» **Directions for this task**: Extract every record, exactly as written, and ignore the pictures.

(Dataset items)
• • • •
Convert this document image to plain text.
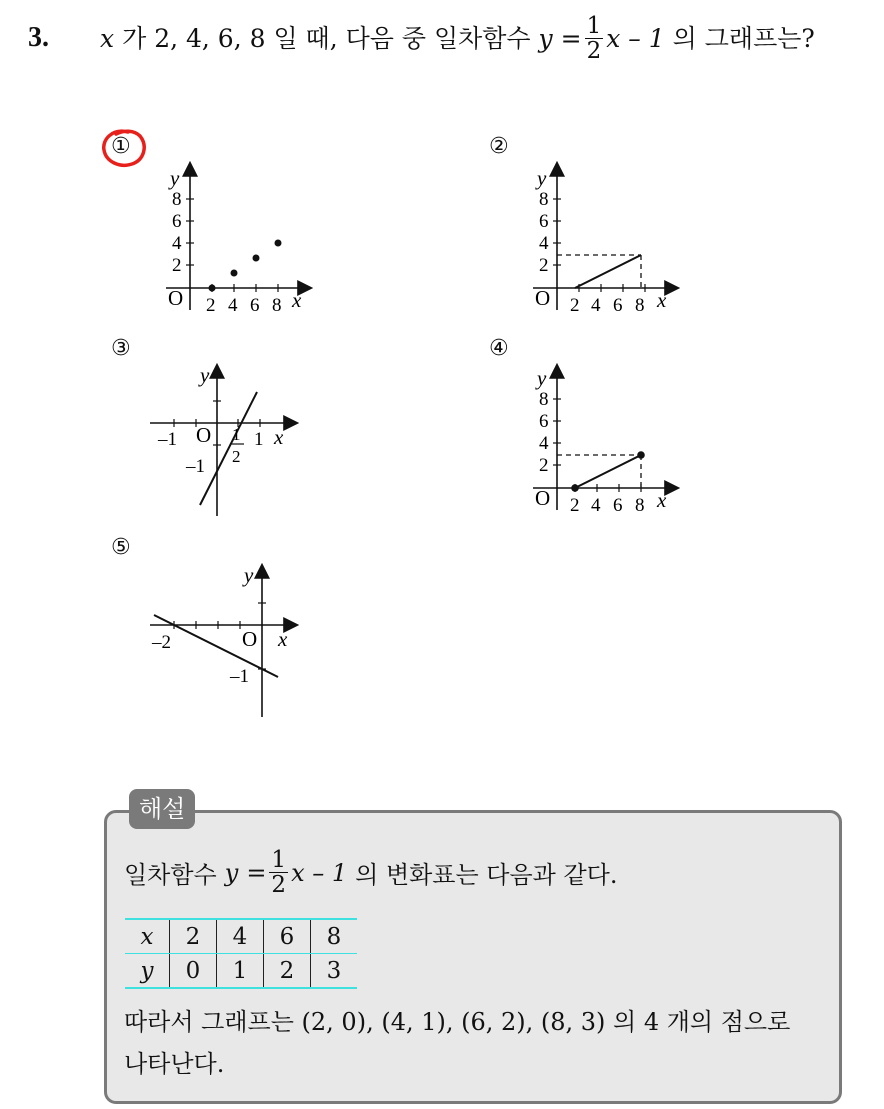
3. x 가 2, 4, 6, 8 일 때, 다음 중 일차함수 $y = \frac{1}{2}$ x – 1 의 그래프는?
①	②
③	④
⑤
y
2
4
6
8
O 2 4 6 8 x
y
2
4
6
8
O 2 4 6 8 x
y
–1 O 1
2
1 x
–1
y
2
4
6
8
O 2 4 6 8 x
y
–2	O x
–1
해설
일차함수 $y = \frac{1}{2}$ x – 1 의 변화표는 다음과 같다.
x	2	4	6	8
y	0	1	2	3
따라서 그래프는 (2, 0), (4, 1), (6, 2), (8, 3) 의 4 개의 점으로
나타난다.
• • • •
» **Solution to this problem**:
Convert this document image to plain text.
3. x 가 2, 4, 6, 8 일 때, 다음 중 일차함수 $y = \frac{1}{2}$ x – 1 의 그래프는?
①	②
③	④
⑤
y
2
4
6
8
O 2 4 6 8 x
y
2
4
6
8
O 2 4 6 8 x
y
–1 O 1
2
1 x
–1
y
2
4
6
8
O 2 4 6 8 x
y
–2	O x
–1
해설
일차함수 $y = \frac{1}{2}$ x – 1 의 변화표는 다음과 같다.
x	2	4	6	8
y	0	1	2	3
따라서 그래프는 (2, 0), (4, 1), (6, 2), (8, 3) 의 4 개의 점으로
나타난다.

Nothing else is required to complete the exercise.